ROWS:

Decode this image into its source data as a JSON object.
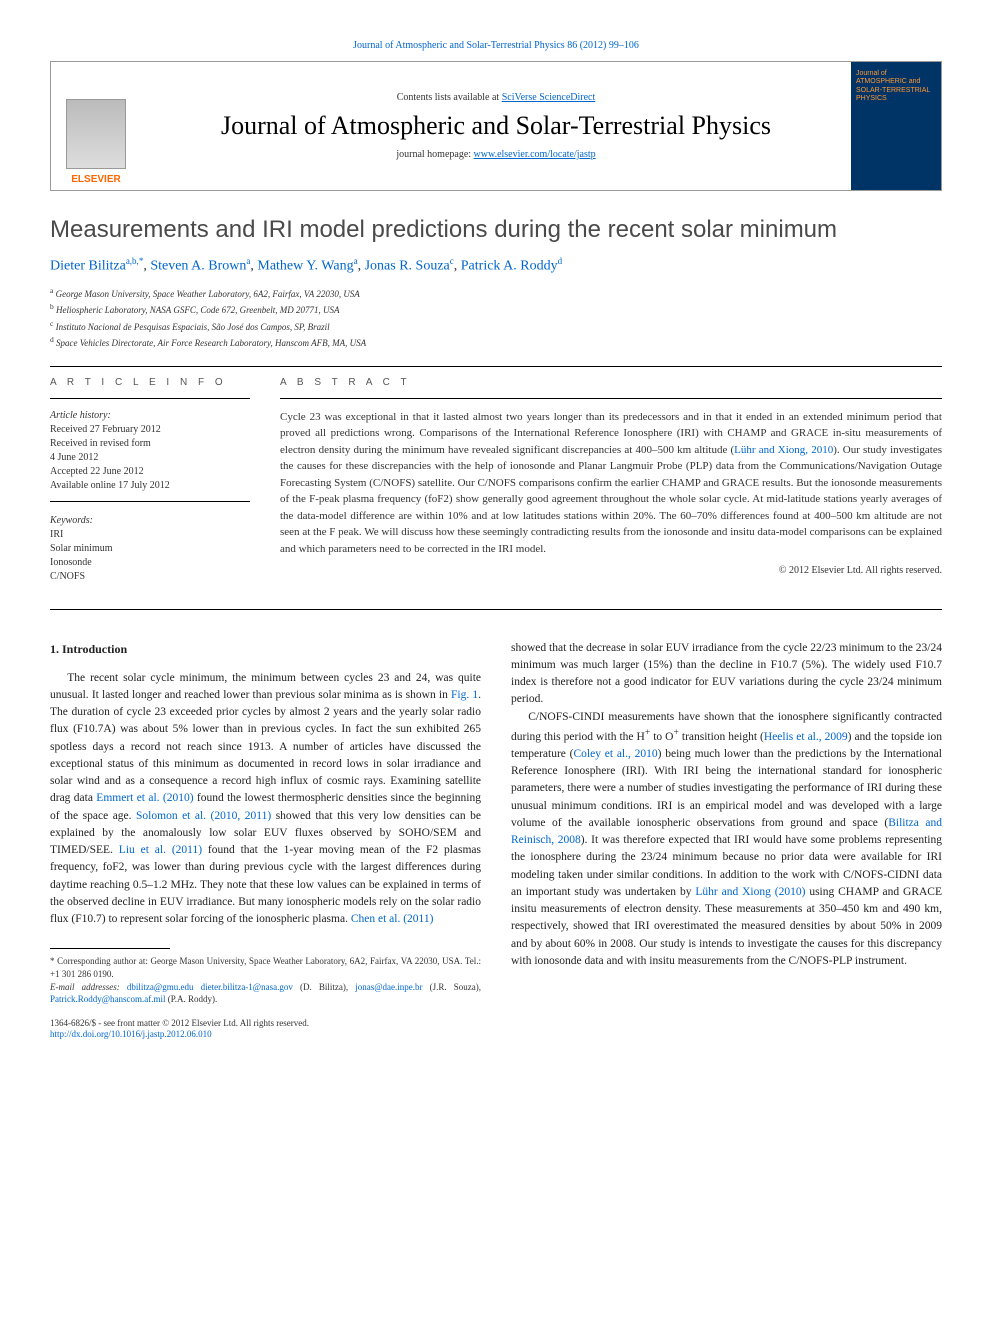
{
  "top_link": "Journal of Atmospheric and Solar-Terrestrial Physics 86 (2012) 99–106",
  "header": {
    "contents_text": "Contents lists available at ",
    "contents_link": "SciVerse ScienceDirect",
    "journal_title": "Journal of Atmospheric and Solar-Terrestrial Physics",
    "homepage_prefix": "journal homepage: ",
    "homepage_link": "www.elsevier.com/locate/jastp",
    "publisher": "ELSEVIER",
    "cover_line1": "Journal of",
    "cover_line2": "ATMOSPHERIC and",
    "cover_line3": "SOLAR-TERRESTRIAL",
    "cover_line4": "PHYSICS"
  },
  "article": {
    "title": "Measurements and IRI model predictions during the recent solar minimum",
    "authors": [
      {
        "name": "Dieter Bilitza",
        "sup": "a,b,",
        "star": "*"
      },
      {
        "name": "Steven A. Brown",
        "sup": "a"
      },
      {
        "name": "Mathew Y. Wang",
        "sup": "a"
      },
      {
        "name": "Jonas R. Souza",
        "sup": "c"
      },
      {
        "name": "Patrick A. Roddy",
        "sup": "d"
      }
    ],
    "affiliations": [
      {
        "sup": "a",
        "text": "George Mason University, Space Weather Laboratory, 6A2, Fairfax, VA 22030, USA"
      },
      {
        "sup": "b",
        "text": "Heliospheric Laboratory, NASA GSFC, Code 672, Greenbelt, MD 20771, USA"
      },
      {
        "sup": "c",
        "text": "Instituto Nacional de Pesquisas Espaciais, São José dos Campos, SP, Brazil"
      },
      {
        "sup": "d",
        "text": "Space Vehicles Directorate, Air Force Research Laboratory, Hanscom AFB, MA, USA"
      }
    ]
  },
  "info": {
    "heading": "A R T I C L E   I N F O",
    "history_label": "Article history:",
    "received": "Received 27 February 2012",
    "revised": "Received in revised form",
    "revised_date": "4 June 2012",
    "accepted": "Accepted 22 June 2012",
    "online": "Available online 17 July 2012",
    "keywords_label": "Keywords:",
    "keywords": [
      "IRI",
      "Solar minimum",
      "Ionosonde",
      "C/NOFS"
    ]
  },
  "abstract": {
    "heading": "A B S T R A C T",
    "text_parts": [
      "Cycle 23 was exceptional in that it lasted almost two years longer than its predecessors and in that it ended in an extended minimum period that proved all predictions wrong. Comparisons of the International Reference Ionosphere (IRI) with CHAMP and GRACE in-situ measurements of electron density during the minimum have revealed significant discrepancies at 400–500 km altitude (",
      "Lühr and Xiong, 2010",
      "). Our study investigates the causes for these discrepancies with the help of ionosonde and Planar Langmuir Probe (PLP) data from the Communications/Navigation Outage Forecasting System (C/NOFS) satellite. Our C/NOFS comparisons confirm the earlier CHAMP and GRACE results. But the ionosonde measurements of the F-peak plasma frequency (foF2) show generally good agreement throughout the whole solar cycle. At mid-latitude stations yearly averages of the data-model difference are within 10% and at low latitudes stations within 20%. The 60–70% differences found at 400–500 km altitude are not seen at the F peak. We will discuss how these seemingly contradicting results from the ionosonde and insitu data-model comparisons can be explained and which parameters need to be corrected in the IRI model."
    ],
    "copyright": "© 2012 Elsevier Ltd. All rights reserved."
  },
  "body": {
    "intro_heading": "1. Introduction",
    "col1_p1_parts": [
      "The recent solar cycle minimum, the minimum between cycles 23 and 24, was quite unusual. It lasted longer and reached lower than previous solar minima as is shown in ",
      "Fig. 1",
      ". The duration of cycle 23 exceeded prior cycles by almost 2 years and the yearly solar radio flux (F10.7A) was about 5% lower than in previous cycles. In fact the sun exhibited 265 spotless days a record not reach since 1913. A number of articles have discussed the exceptional status of this minimum as documented in record lows in solar irradiance and solar wind and as a consequence a record high influx of cosmic rays. Examining satellite drag data ",
      "Emmert et al. (2010)",
      " found the lowest thermospheric densities since the beginning of the space age. ",
      "Solomon et al. (2010, 2011)",
      " showed that this very low densities can be explained by the anomalously low solar EUV fluxes observed by SOHO/SEM and TIMED/SEE. ",
      "Liu et al. (2011)",
      " found that the 1-year moving mean of the F2 plasmas frequency, foF2, was lower than during previous cycle with the largest differences during daytime reaching 0.5–1.2 MHz. They note that these low values can be explained in terms of the observed decline in EUV irradiance. But many ionospheric models rely on the solar radio flux (F10.7) to represent solar forcing of the ionospheric plasma. ",
      "Chen et al. (2011)"
    ],
    "col2_p1_text": "showed that the decrease in solar EUV irradiance from the cycle 22/23 minimum to the 23/24 minimum was much larger (15%) than the decline in F10.7 (5%). The widely used F10.7 index is therefore not a good indicator for EUV variations during the cycle 23/24 minimum period.",
    "col2_p2_parts": [
      "C/NOFS-CINDI measurements have shown that the ionosphere significantly contracted during this period with the H",
      "+",
      " to O",
      "+",
      " transition height (",
      "Heelis et al., 2009",
      ") and the topside ion temperature (",
      "Coley et al., 2010",
      ") being much lower than the predictions by the International Reference Ionosphere (IRI). With IRI being the international standard for ionospheric parameters, there were a number of studies investigating the performance of IRI during these unusual minimum conditions. IRI is an empirical model and was developed with a large volume of the available ionospheric observations from ground and space (",
      "Bilitza and Reinisch, 2008",
      "). It was therefore expected that IRI would have some problems representing the ionosphere during the 23/24 minimum because no prior data were available for IRI modeling taken under similar conditions. In addition to the work with C/NOFS-CIDNI data an important study was undertaken by ",
      "Lühr and Xiong (2010)",
      " using CHAMP and GRACE insitu measurements of electron density. These measurements at 350–450 km and 490 km, respectively, showed that IRI overestimated the measured densities by about 50% in 2009 and by about 60% in 2008. Our study is intends to investigate the causes for this discrepancy with ionosonde data and with insitu measurements from the C/NOFS-PLP instrument."
    ]
  },
  "footnote": {
    "star_text": "* Corresponding author at: George Mason University, Space Weather Laboratory, 6A2, Fairfax, VA 22030, USA. Tel.: +1 301 286 0190.",
    "email_label": "E-mail addresses:",
    "emails": [
      {
        "addr": "dbilitza@gmu.edu",
        "person": ""
      },
      {
        "addr": "dieter.bilitza-1@nasa.gov",
        "person": " (D. Bilitza),"
      },
      {
        "addr": "jonas@dae.inpe.br",
        "person": " (J.R. Souza),"
      },
      {
        "addr": "Patrick.Roddy@hanscom.af.mil",
        "person": " (P.A. Roddy)."
      }
    ]
  },
  "bottom": {
    "issn_line": "1364-6826/$ - see front matter © 2012 Elsevier Ltd. All rights reserved.",
    "doi_link": "http://dx.doi.org/10.1016/j.jastp.2012.06.010"
  },
  "colors": {
    "link": "#0066cc",
    "elsevier_orange": "#ff6600",
    "cover_bg": "#003366",
    "cover_text": "#ff9933",
    "heading_gray": "#4a4a4a"
  }
}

WHAT THE TASK REQUIRES: Quote the preceding records in their entirety, excluding every picture.

ANSWER IN FULL:
Decode this image into its source data as a JSON object.
{
  "top_link": "Journal of Atmospheric and Solar-Terrestrial Physics 86 (2012) 99–106",
  "header": {
    "contents_text": "Contents lists available at ",
    "contents_link": "SciVerse ScienceDirect",
    "journal_title": "Journal of Atmospheric and Solar-Terrestrial Physics",
    "homepage_prefix": "journal homepage: ",
    "homepage_link": "www.elsevier.com/locate/jastp",
    "publisher": "ELSEVIER",
    "cover_line1": "Journal of",
    "cover_line2": "ATMOSPHERIC and",
    "cover_line3": "SOLAR-TERRESTRIAL",
    "cover_line4": "PHYSICS"
  },
  "article": {
    "title": "Measurements and IRI model predictions during the recent solar minimum",
    "authors": [
      {
        "name": "Dieter Bilitza",
        "sup": "a,b,",
        "star": "*"
      },
      {
        "name": "Steven A. Brown",
        "sup": "a"
      },
      {
        "name": "Mathew Y. Wang",
        "sup": "a"
      },
      {
        "name": "Jonas R. Souza",
        "sup": "c"
      },
      {
        "name": "Patrick A. Roddy",
        "sup": "d"
      }
    ],
    "affiliations": [
      {
        "sup": "a",
        "text": "George Mason University, Space Weather Laboratory, 6A2, Fairfax, VA 22030, USA"
      },
      {
        "sup": "b",
        "text": "Heliospheric Laboratory, NASA GSFC, Code 672, Greenbelt, MD 20771, USA"
      },
      {
        "sup": "c",
        "text": "Instituto Nacional de Pesquisas Espaciais, São José dos Campos, SP, Brazil"
      },
      {
        "sup": "d",
        "text": "Space Vehicles Directorate, Air Force Research Laboratory, Hanscom AFB, MA, USA"
      }
    ]
  },
  "info": {
    "heading": "A R T I C L E   I N F O",
    "history_label": "Article history:",
    "received": "Received 27 February 2012",
    "revised": "Received in revised form",
    "revised_date": "4 June 2012",
    "accepted": "Accepted 22 June 2012",
    "online": "Available online 17 July 2012",
    "keywords_label": "Keywords:",
    "keywords": [
      "IRI",
      "Solar minimum",
      "Ionosonde",
      "C/NOFS"
    ]
  },
  "abstract": {
    "heading": "A B S T R A C T",
    "text_parts": [
      "Cycle 23 was exceptional in that it lasted almost two years longer than its predecessors and in that it ended in an extended minimum period that proved all predictions wrong. Comparisons of the International Reference Ionosphere (IRI) with CHAMP and GRACE in-situ measurements of electron density during the minimum have revealed significant discrepancies at 400–500 km altitude (",
      "Lühr and Xiong, 2010",
      "). Our study investigates the causes for these discrepancies with the help of ionosonde and Planar Langmuir Probe (PLP) data from the Communications/Navigation Outage Forecasting System (C/NOFS) satellite. Our C/NOFS comparisons confirm the earlier CHAMP and GRACE results. But the ionosonde measurements of the F-peak plasma frequency (foF2) show generally good agreement throughout the whole solar cycle. At mid-latitude stations yearly averages of the data-model difference are within 10% and at low latitudes stations within 20%. The 60–70% differences found at 400–500 km altitude are not seen at the F peak. We will discuss how these seemingly contradicting results from the ionosonde and insitu data-model comparisons can be explained and which parameters need to be corrected in the IRI model."
    ],
    "copyright": "© 2012 Elsevier Ltd. All rights reserved."
  },
  "body": {
    "intro_heading": "1. Introduction",
    "col1_p1_parts": [
      "The recent solar cycle minimum, the minimum between cycles 23 and 24, was quite unusual. It lasted longer and reached lower than previous solar minima as is shown in ",
      "Fig. 1",
      ". The duration of cycle 23 exceeded prior cycles by almost 2 years and the yearly solar radio flux (F10.7A) was about 5% lower than in previous cycles. In fact the sun exhibited 265 spotless days a record not reach since 1913. A number of articles have discussed the exceptional status of this minimum as documented in record lows in solar irradiance and solar wind and as a consequence a record high influx of cosmic rays. Examining satellite drag data ",
      "Emmert et al. (2010)",
      " found the lowest thermospheric densities since the beginning of the space age. ",
      "Solomon et al. (2010, 2011)",
      " showed that this very low densities can be explained by the anomalously low solar EUV fluxes observed by SOHO/SEM and TIMED/SEE. ",
      "Liu et al. (2011)",
      " found that the 1-year moving mean of the F2 plasmas frequency, foF2, was lower than during previous cycle with the largest differences during daytime reaching 0.5–1.2 MHz. They note that these low values can be explained in terms of the observed decline in EUV irradiance. But many ionospheric models rely on the solar radio flux (F10.7) to represent solar forcing of the ionospheric plasma. ",
      "Chen et al. (2011)"
    ],
    "col2_p1_text": "showed that the decrease in solar EUV irradiance from the cycle 22/23 minimum to the 23/24 minimum was much larger (15%) than the decline in F10.7 (5%). The widely used F10.7 index is therefore not a good indicator for EUV variations during the cycle 23/24 minimum period.",
    "col2_p2_parts": [
      "C/NOFS-CINDI measurements have shown that the ionosphere significantly contracted during this period with the H",
      "+",
      " to O",
      "+",
      " transition height (",
      "Heelis et al., 2009",
      ") and the topside ion temperature (",
      "Coley et al., 2010",
      ") being much lower than the predictions by the International Reference Ionosphere (IRI). With IRI being the international standard for ionospheric parameters, there were a number of studies investigating the performance of IRI during these unusual minimum conditions. IRI is an empirical model and was developed with a large volume of the available ionospheric observations from ground and space (",
      "Bilitza and Reinisch, 2008",
      "). It was therefore expected that IRI would have some problems representing the ionosphere during the 23/24 minimum because no prior data were available for IRI modeling taken under similar conditions. In addition to the work with C/NOFS-CIDNI data an important study was undertaken by ",
      "Lühr and Xiong (2010)",
      " using CHAMP and GRACE insitu measurements of electron density. These measurements at 350–450 km and 490 km, respectively, showed that IRI overestimated the measured densities by about 50% in 2009 and by about 60% in 2008. Our study is intends to investigate the causes for this discrepancy with ionosonde data and with insitu measurements from the C/NOFS-PLP instrument."
    ]
  },
  "footnote": {
    "star_text": "* Corresponding author at: George Mason University, Space Weather Laboratory, 6A2, Fairfax, VA 22030, USA. Tel.: +1 301 286 0190.",
    "email_label": "E-mail addresses:",
    "emails": [
      {
        "addr": "dbilitza@gmu.edu",
        "person": ""
      },
      {
        "addr": "dieter.bilitza-1@nasa.gov",
        "person": " (D. Bilitza),"
      },
      {
        "addr": "jonas@dae.inpe.br",
        "person": " (J.R. Souza),"
      },
      {
        "addr": "Patrick.Roddy@hanscom.af.mil",
        "person": " (P.A. Roddy)."
      }
    ]
  },
  "bottom": {
    "issn_line": "1364-6826/$ - see front matter © 2012 Elsevier Ltd. All rights reserved.",
    "doi_link": "http://dx.doi.org/10.1016/j.jastp.2012.06.010"
  },
  "colors": {
    "link": "#0066cc",
    "elsevier_orange": "#ff6600",
    "cover_bg": "#003366",
    "cover_text": "#ff9933",
    "heading_gray": "#4a4a4a"
  }
}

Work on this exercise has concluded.